• _INPUT ROWS_
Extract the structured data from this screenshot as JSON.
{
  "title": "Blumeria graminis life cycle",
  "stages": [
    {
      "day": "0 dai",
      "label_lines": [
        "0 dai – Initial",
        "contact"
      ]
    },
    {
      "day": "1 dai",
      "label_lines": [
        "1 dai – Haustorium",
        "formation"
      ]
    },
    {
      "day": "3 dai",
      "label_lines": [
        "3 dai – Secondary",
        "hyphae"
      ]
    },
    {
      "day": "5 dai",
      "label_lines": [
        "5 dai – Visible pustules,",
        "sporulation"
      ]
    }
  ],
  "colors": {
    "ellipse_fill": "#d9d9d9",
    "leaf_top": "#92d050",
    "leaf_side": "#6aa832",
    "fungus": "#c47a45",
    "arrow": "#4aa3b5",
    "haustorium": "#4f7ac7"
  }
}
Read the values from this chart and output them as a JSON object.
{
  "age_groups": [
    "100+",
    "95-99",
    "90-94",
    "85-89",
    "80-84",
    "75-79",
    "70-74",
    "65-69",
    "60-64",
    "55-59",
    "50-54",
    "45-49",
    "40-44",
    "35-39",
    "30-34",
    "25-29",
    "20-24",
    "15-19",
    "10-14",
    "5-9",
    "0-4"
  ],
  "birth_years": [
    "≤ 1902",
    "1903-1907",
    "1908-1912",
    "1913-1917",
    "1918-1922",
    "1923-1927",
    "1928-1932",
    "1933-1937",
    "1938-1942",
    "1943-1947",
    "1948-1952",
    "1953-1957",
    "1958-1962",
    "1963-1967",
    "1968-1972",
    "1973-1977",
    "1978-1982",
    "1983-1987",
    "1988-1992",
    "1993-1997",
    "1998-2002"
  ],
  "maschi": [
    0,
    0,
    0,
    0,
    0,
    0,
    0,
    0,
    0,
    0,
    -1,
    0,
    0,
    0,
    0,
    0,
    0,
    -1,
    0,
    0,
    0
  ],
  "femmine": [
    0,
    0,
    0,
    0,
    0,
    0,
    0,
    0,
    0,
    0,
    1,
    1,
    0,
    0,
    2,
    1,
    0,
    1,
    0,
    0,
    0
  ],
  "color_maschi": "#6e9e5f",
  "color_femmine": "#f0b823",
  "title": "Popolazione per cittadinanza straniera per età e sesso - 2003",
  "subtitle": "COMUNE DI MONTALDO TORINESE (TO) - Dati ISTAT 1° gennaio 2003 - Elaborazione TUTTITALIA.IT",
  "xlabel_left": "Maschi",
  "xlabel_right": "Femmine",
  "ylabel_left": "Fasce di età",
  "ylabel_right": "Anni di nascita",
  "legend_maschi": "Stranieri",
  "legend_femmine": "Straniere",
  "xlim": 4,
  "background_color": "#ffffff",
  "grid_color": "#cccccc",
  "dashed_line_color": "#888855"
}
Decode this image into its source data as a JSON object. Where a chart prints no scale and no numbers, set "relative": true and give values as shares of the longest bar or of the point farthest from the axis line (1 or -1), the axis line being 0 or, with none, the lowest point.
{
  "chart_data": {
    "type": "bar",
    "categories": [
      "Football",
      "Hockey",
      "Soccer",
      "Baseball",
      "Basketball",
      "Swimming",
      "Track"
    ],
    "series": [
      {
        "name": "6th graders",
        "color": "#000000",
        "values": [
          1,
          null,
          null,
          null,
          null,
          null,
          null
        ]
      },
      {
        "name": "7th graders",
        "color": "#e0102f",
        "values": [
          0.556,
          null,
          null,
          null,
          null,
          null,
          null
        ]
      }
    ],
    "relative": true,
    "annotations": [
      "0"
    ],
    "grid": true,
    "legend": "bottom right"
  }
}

• _WHAT TO DO_
Copy out the lines in which the string "true" appears.

• _SOLUTION FOR THIS EXERCISE_
Decode this image into its source data as a JSON object. Where a chart prints no scale and no numbers, set "relative": true and give values as shares of the longest bar or of the point farthest from the axis line (1 or -1), the axis line being 0 or, with none, the lowest point.
    "relative": true,
    "grid": true,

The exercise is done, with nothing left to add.